### Exercise goal
Extract every line that contains the word "background".

[START OF Data provided]

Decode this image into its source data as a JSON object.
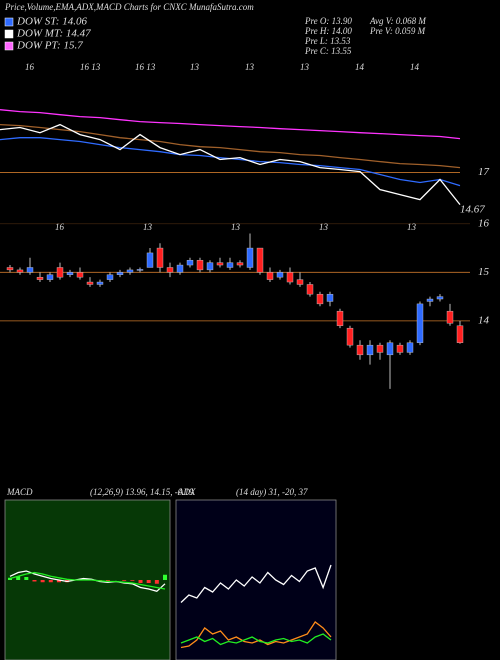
{
  "title": "Price,Volume,EMA,ADX,MACD Charts for CNXC MunafaSutra.com",
  "legend": [
    {
      "label": "DOW ST: 14.06",
      "color": "#2f6bff"
    },
    {
      "label": "DOW MT: 14.47",
      "color": "#ffffff"
    },
    {
      "label": "DOW PT: 15.7",
      "color": "#ff66ff"
    }
  ],
  "stats": [
    "Pre O: 13.90",
    "Pre H: 14.00",
    "Pre L: 13.53",
    "Pre C: 13.55",
    "Avg V: 0.068 M",
    "Pre V: 0.059 M"
  ],
  "chart_data": [
    {
      "type": "line",
      "ylim": [
        14.05,
        24
      ],
      "yticks": [
        17,
        14.67
      ],
      "grid_color": "#c8762a",
      "date_labels": [
        "16",
        "16 13",
        "16 13",
        "13",
        "13",
        "13",
        "14",
        "14"
      ],
      "series": [
        {
          "color": "#ff33ff",
          "values": [
            20.91,
            20.79,
            20.73,
            20.6,
            20.48,
            20.42,
            20.29,
            20.17,
            20.11,
            20.05,
            19.98,
            19.92,
            19.86,
            19.8,
            19.73,
            19.67,
            19.61,
            19.55,
            19.48,
            19.42,
            19.36,
            19.3,
            19.24,
            19.11
          ]
        },
        {
          "color": "#a0602a",
          "values": [
            19.98,
            19.92,
            19.8,
            19.67,
            19.55,
            19.36,
            19.17,
            19.05,
            18.93,
            18.74,
            18.61,
            18.55,
            18.43,
            18.3,
            18.24,
            18.12,
            18.06,
            17.93,
            17.81,
            17.68,
            17.56,
            17.5,
            17.43,
            17.31
          ]
        },
        {
          "color": "#2f6bff",
          "values": [
            19.05,
            19.17,
            19.17,
            19.05,
            18.93,
            18.74,
            18.55,
            18.43,
            18.3,
            18.12,
            18.06,
            17.93,
            17.81,
            17.68,
            17.62,
            17.5,
            17.43,
            17.31,
            17.19,
            16.88,
            16.57,
            16.38,
            16.57,
            16.19
          ]
        },
        {
          "color": "#ffffff",
          "values": [
            19.67,
            19.8,
            19.48,
            19.98,
            19.36,
            19.05,
            18.43,
            19.36,
            18.55,
            18.12,
            18.43,
            17.81,
            17.93,
            17.5,
            17.81,
            17.68,
            17.31,
            17.19,
            17.06,
            15.94,
            15.63,
            15.32,
            16.57,
            15.01
          ]
        }
      ]
    },
    {
      "type": "candlestick",
      "ylim": [
        12.37,
        16.49
      ],
      "yticks": [
        16,
        15,
        14
      ],
      "grid_color": "#c8762a",
      "up_color": "#2f6bff",
      "down_color": "#ff2020",
      "date_labels": [
        "16",
        "13",
        "13",
        "13",
        "13"
      ],
      "open": [
        15.1,
        15.05,
        15.0,
        14.9,
        14.85,
        15.1,
        14.95,
        15.0,
        14.8,
        14.75,
        14.85,
        14.95,
        15.0,
        15.05,
        15.1,
        15.5,
        15.1,
        15.0,
        15.15,
        15.25,
        15.05,
        15.2,
        15.1,
        15.2,
        15.1,
        15.5,
        15.0,
        14.9,
        15.0,
        14.85,
        14.75,
        14.55,
        14.4,
        14.2,
        13.85,
        13.5,
        13.3,
        13.5,
        13.3,
        13.5,
        13.35,
        13.55,
        14.4,
        14.45,
        14.2,
        13.9
      ],
      "high": [
        15.15,
        15.1,
        15.3,
        15.0,
        15.0,
        15.2,
        15.05,
        15.1,
        14.9,
        14.85,
        15.0,
        15.05,
        15.1,
        15.1,
        15.5,
        15.6,
        15.2,
        15.2,
        15.3,
        15.3,
        15.25,
        15.3,
        15.3,
        15.25,
        15.8,
        15.5,
        15.1,
        15.05,
        15.1,
        15.0,
        14.8,
        14.6,
        14.6,
        14.25,
        13.9,
        13.6,
        13.6,
        13.55,
        13.6,
        13.55,
        13.6,
        14.4,
        14.5,
        14.55,
        14.35,
        14.0
      ],
      "low": [
        15.0,
        14.95,
        14.95,
        14.8,
        14.8,
        14.85,
        14.9,
        14.85,
        14.7,
        14.7,
        14.8,
        14.9,
        14.95,
        15.0,
        15.1,
        15.0,
        14.9,
        14.95,
        15.1,
        15.0,
        15.0,
        15.1,
        15.05,
        15.1,
        15.05,
        14.95,
        14.8,
        14.85,
        14.75,
        14.7,
        14.5,
        14.3,
        14.3,
        13.85,
        13.45,
        13.2,
        13.1,
        13.2,
        12.6,
        13.3,
        13.3,
        13.5,
        14.3,
        14.4,
        13.9,
        13.53
      ],
      "close": [
        15.05,
        15.0,
        15.1,
        14.85,
        14.95,
        14.9,
        15.0,
        14.9,
        14.75,
        14.8,
        14.95,
        15.0,
        15.05,
        15.06,
        15.4,
        15.1,
        15.0,
        15.15,
        15.25,
        15.05,
        15.2,
        15.15,
        15.2,
        15.15,
        15.5,
        15.0,
        14.85,
        15.0,
        14.8,
        14.75,
        14.55,
        14.35,
        14.55,
        13.9,
        13.5,
        13.3,
        13.5,
        13.35,
        13.55,
        13.35,
        13.55,
        14.35,
        14.45,
        14.5,
        13.95,
        13.55
      ]
    },
    {
      "type": "macd",
      "label": "MACD",
      "params": "(12,26,9) 13.96, 14.15, -0.19",
      "ylim": [
        -1,
        1
      ],
      "background": "#063806",
      "series": [
        {
          "color": "#ffffff",
          "values": [
            0.05,
            0.1,
            0.12,
            0.08,
            0.05,
            0.02,
            0,
            -0.02,
            0,
            0.02,
            0.01,
            -0.02,
            -0.03,
            -0.02,
            -0.04,
            -0.05,
            -0.1,
            -0.12,
            -0.15,
            -0.05
          ]
        },
        {
          "color": "#22ee22",
          "values": [
            0.02,
            0.05,
            0.08,
            0.1,
            0.08,
            0.05,
            0.03,
            0.01,
            0,
            0,
            0,
            -0.01,
            -0.02,
            -0.02,
            -0.03,
            -0.04,
            -0.06,
            -0.08,
            -0.1,
            -0.12
          ]
        }
      ],
      "histogram": [
        0.03,
        0.05,
        0.04,
        -0.02,
        -0.03,
        -0.03,
        -0.03,
        -0.03,
        0,
        0.02,
        0.01,
        -0.01,
        -0.01,
        0,
        -0.01,
        -0.01,
        -0.04,
        -0.04,
        -0.05,
        0.07
      ]
    },
    {
      "type": "adx",
      "label": "ADX",
      "params": "(14 day) 31, -20, 37",
      "ylim": [
        0,
        100
      ],
      "background": "#000018",
      "series": [
        {
          "color": "#ffffff",
          "values": [
            35,
            40,
            38,
            45,
            42,
            48,
            44,
            50,
            46,
            52,
            48,
            55,
            50,
            47,
            53,
            49,
            56,
            58,
            45,
            60
          ]
        },
        {
          "color": "#ff8c1a",
          "values": [
            5,
            6,
            10,
            18,
            14,
            16,
            10,
            12,
            9,
            8,
            10,
            7,
            9,
            8,
            10,
            12,
            14,
            22,
            18,
            12
          ]
        },
        {
          "color": "#22ee22",
          "values": [
            8,
            10,
            12,
            9,
            11,
            7,
            9,
            8,
            10,
            12,
            9,
            8,
            10,
            11,
            9,
            10,
            8,
            12,
            14,
            10
          ]
        }
      ]
    }
  ]
}
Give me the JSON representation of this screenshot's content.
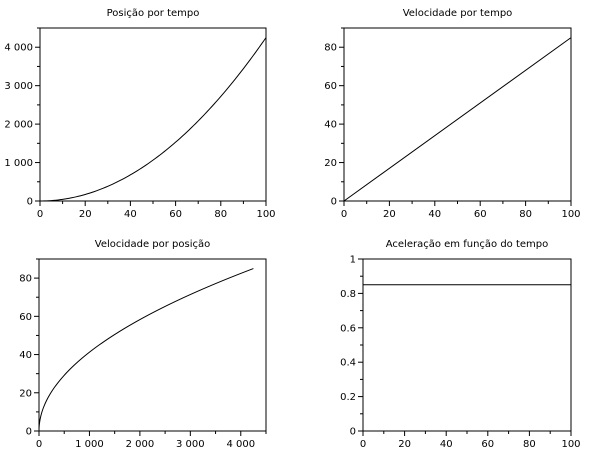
{
  "chart_data": [
    {
      "type": "line",
      "title": "Posição por tempo",
      "xlabel": "",
      "ylabel": "",
      "xlim": [
        0,
        100
      ],
      "ylim": [
        0,
        4500
      ],
      "xticks": [
        0,
        20,
        40,
        60,
        80,
        100
      ],
      "yticks": [
        0,
        1000,
        2000,
        3000,
        4000
      ],
      "xtick_labels": [
        "0",
        "20",
        "40",
        "60",
        "80",
        "100"
      ],
      "ytick_labels": [
        "0",
        "1 000",
        "2 000",
        "3 000",
        "4 000"
      ],
      "grid": false,
      "series": [
        {
          "x": [
            0,
            10,
            20,
            30,
            40,
            50,
            60,
            70,
            80,
            90,
            100
          ],
          "y": [
            0,
            43,
            170,
            383,
            680,
            1063,
            1530,
            2083,
            2720,
            3443,
            4250
          ]
        }
      ]
    },
    {
      "type": "line",
      "title": "Velocidade por tempo",
      "xlabel": "",
      "ylabel": "",
      "xlim": [
        0,
        100
      ],
      "ylim": [
        0,
        90
      ],
      "xticks": [
        0,
        20,
        40,
        60,
        80,
        100
      ],
      "yticks": [
        0,
        20,
        40,
        60,
        80
      ],
      "xtick_labels": [
        "0",
        "20",
        "40",
        "60",
        "80",
        "100"
      ],
      "ytick_labels": [
        "0",
        "20",
        "40",
        "60",
        "80"
      ],
      "grid": false,
      "series": [
        {
          "x": [
            0,
            100
          ],
          "y": [
            0,
            85
          ]
        }
      ]
    },
    {
      "type": "line",
      "title": "Velocidade por posição",
      "xlabel": "",
      "ylabel": "",
      "xlim": [
        0,
        4500
      ],
      "ylim": [
        0,
        90
      ],
      "xticks": [
        0,
        1000,
        2000,
        3000,
        4000
      ],
      "yticks": [
        0,
        20,
        40,
        60,
        80
      ],
      "xtick_labels": [
        "0",
        "1 000",
        "2 000",
        "3 000",
        "4 000"
      ],
      "ytick_labels": [
        "0",
        "20",
        "40",
        "60",
        "80"
      ],
      "grid": false,
      "series": [
        {
          "x": [
            0,
            43,
            170,
            383,
            680,
            1063,
            1530,
            2083,
            2720,
            3443,
            4250
          ],
          "y": [
            0,
            8.5,
            17,
            25.5,
            34,
            42.5,
            51,
            59.5,
            68,
            76.5,
            85
          ]
        }
      ]
    },
    {
      "type": "line",
      "title": "Aceleração em função do tempo",
      "xlabel": "",
      "ylabel": "",
      "xlim": [
        0,
        100
      ],
      "ylim": [
        0,
        1
      ],
      "xticks": [
        0,
        20,
        40,
        60,
        80,
        100
      ],
      "yticks": [
        0,
        0.2,
        0.4,
        0.6,
        0.8,
        1
      ],
      "xtick_labels": [
        "0",
        "20",
        "40",
        "60",
        "80",
        "100"
      ],
      "ytick_labels": [
        "0",
        "0.2",
        "0.4",
        "0.6",
        "0.8",
        "1"
      ],
      "grid": false,
      "series": [
        {
          "x": [
            0,
            100
          ],
          "y": [
            0.85,
            0.85
          ]
        }
      ]
    }
  ]
}
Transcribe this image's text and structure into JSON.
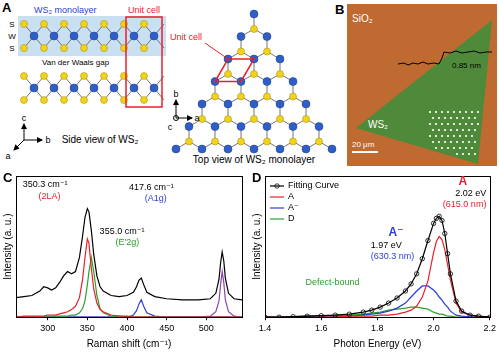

[END OF Data provided]

### The answer
      "background": "#063806",
      "background": "#000018",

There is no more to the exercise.